┏━━

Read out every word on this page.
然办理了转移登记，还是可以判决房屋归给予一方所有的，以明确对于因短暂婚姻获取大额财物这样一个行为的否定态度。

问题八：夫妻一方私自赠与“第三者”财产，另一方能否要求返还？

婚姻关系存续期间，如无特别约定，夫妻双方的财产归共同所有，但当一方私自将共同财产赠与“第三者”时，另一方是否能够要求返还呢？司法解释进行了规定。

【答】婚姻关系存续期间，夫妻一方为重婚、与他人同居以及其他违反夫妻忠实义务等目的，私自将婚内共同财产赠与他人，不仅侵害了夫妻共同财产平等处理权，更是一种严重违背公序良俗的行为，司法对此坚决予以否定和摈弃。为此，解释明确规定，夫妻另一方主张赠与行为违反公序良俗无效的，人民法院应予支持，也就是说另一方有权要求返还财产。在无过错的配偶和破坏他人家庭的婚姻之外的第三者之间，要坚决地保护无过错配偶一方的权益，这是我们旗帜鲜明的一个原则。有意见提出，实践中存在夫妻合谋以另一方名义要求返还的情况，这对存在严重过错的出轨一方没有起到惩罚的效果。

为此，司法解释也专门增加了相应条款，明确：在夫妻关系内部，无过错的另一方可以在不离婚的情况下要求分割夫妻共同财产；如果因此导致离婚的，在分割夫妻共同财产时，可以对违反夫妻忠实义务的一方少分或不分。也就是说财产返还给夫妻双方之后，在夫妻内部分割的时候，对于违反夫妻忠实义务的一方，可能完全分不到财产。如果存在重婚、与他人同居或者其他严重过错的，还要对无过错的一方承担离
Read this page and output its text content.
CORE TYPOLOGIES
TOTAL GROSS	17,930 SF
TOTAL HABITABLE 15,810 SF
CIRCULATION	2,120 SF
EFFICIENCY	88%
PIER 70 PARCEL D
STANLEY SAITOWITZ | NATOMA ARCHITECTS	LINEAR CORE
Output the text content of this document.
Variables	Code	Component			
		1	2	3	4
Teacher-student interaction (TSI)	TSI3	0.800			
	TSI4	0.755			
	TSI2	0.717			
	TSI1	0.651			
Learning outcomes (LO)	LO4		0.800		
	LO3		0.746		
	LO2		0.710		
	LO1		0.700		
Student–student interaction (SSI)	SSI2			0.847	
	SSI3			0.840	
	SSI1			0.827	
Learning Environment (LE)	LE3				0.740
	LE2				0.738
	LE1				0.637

┗━━

REQUIREMENT:
Across the material above, how many lines include the string "婚姻关系存续期间"? Only the number is wanted.

OUTPUT BELOW:
2